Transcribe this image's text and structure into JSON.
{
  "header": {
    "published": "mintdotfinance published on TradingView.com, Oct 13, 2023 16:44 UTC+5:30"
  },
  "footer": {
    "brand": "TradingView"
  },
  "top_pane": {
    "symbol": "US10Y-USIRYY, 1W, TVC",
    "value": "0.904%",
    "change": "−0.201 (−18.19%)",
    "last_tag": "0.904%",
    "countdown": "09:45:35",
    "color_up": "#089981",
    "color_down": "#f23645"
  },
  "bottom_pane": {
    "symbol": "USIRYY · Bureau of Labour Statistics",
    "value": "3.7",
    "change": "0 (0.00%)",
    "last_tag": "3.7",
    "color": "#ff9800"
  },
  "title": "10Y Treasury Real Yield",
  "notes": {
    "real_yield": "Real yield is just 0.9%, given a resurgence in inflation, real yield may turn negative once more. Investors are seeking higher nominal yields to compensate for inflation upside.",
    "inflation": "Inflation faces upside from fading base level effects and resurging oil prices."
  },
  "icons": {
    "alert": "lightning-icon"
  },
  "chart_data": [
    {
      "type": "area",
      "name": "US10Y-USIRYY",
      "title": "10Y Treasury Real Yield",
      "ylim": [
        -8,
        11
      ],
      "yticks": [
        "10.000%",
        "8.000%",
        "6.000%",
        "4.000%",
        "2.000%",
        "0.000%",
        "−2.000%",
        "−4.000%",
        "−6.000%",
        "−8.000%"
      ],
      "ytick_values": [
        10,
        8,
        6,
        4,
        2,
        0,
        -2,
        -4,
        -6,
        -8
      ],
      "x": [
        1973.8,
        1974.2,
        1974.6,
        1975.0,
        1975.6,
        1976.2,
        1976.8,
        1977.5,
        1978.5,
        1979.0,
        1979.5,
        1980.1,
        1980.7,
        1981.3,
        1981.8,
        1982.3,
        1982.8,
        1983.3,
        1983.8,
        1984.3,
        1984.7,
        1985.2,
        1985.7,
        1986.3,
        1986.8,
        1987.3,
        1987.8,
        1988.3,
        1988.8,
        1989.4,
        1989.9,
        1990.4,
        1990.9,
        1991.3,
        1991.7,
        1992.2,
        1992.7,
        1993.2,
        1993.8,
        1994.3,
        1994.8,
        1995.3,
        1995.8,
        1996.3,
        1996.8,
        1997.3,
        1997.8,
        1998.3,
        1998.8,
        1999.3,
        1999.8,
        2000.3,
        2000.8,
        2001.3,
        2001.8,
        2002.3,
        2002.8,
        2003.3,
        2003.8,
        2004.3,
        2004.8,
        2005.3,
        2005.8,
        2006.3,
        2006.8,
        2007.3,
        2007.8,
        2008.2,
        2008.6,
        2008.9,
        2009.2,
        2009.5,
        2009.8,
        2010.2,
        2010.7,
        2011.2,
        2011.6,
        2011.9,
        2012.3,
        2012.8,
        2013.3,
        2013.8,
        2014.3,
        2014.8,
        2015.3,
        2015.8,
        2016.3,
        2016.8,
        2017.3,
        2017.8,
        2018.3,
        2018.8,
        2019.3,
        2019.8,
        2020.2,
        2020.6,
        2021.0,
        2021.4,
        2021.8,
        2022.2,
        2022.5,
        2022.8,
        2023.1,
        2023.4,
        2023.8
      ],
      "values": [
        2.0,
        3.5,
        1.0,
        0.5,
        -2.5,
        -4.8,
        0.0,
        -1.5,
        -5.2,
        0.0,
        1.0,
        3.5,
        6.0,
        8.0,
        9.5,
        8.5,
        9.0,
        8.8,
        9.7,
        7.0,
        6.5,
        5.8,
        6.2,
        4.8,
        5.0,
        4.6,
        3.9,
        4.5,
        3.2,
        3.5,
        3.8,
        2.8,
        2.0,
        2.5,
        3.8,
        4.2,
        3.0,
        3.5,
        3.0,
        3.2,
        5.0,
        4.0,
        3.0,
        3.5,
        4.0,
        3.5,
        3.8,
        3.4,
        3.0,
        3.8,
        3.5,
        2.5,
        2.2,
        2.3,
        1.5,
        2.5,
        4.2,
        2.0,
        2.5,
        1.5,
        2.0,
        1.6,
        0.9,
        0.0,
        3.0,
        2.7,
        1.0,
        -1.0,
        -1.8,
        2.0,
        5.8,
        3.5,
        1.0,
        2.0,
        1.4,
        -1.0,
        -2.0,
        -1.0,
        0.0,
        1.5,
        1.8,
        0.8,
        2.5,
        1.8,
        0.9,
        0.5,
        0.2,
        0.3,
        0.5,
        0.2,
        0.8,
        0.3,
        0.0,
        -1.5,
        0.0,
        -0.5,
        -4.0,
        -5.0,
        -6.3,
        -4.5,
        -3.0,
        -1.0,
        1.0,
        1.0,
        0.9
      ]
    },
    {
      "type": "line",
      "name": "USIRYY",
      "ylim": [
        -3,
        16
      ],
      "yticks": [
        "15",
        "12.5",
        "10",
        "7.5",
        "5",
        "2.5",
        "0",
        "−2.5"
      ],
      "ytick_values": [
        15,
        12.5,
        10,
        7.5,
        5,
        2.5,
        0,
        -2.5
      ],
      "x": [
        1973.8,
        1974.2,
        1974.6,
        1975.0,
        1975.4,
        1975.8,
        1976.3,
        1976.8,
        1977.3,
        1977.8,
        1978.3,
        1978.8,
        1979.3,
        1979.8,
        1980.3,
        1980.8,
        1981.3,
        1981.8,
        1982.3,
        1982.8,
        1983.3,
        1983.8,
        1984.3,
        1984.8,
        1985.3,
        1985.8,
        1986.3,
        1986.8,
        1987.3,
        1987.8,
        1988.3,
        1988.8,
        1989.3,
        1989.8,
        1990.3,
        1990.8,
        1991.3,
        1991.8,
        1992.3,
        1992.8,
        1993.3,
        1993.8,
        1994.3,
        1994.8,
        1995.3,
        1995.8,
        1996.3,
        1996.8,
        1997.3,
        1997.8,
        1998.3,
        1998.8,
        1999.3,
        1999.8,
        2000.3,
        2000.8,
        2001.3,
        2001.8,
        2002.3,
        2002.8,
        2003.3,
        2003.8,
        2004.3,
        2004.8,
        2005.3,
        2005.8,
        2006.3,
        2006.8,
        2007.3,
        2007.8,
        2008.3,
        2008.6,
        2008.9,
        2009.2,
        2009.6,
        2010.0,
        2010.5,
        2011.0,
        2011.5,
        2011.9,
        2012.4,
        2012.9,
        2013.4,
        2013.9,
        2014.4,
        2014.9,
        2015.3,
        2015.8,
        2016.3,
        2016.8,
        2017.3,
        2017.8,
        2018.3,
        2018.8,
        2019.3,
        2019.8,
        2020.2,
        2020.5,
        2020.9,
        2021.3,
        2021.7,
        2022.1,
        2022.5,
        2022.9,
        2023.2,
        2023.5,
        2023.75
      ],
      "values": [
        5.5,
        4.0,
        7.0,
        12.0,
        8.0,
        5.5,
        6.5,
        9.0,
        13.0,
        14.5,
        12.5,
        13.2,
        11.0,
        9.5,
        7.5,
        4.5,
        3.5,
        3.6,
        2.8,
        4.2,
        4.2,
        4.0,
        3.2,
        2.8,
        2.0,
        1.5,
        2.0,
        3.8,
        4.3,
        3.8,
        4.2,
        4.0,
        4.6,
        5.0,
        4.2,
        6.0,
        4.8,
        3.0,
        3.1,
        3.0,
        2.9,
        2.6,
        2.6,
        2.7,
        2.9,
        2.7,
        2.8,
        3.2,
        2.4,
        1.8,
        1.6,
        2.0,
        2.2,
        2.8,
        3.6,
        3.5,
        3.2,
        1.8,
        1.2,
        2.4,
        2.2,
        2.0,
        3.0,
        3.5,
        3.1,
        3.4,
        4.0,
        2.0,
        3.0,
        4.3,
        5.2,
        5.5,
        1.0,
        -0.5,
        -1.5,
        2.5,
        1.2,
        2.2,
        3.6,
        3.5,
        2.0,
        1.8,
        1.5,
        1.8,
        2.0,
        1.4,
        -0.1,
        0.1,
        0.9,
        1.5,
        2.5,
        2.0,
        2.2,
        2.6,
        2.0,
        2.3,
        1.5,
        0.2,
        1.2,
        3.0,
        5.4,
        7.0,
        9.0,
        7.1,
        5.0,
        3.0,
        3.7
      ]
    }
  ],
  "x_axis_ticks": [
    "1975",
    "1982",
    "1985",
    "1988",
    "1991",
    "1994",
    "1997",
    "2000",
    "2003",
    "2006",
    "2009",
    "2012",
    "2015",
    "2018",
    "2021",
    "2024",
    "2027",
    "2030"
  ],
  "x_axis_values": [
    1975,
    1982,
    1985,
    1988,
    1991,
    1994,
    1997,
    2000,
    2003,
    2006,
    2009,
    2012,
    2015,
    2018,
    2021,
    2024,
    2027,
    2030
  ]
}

━━━

◆ Do this: Copy out every line that includes the word "Treasury".

◆ Expected output:
  "title": "10Y Treasury Real Yield",
      "title": "10Y Treasury Real Yield",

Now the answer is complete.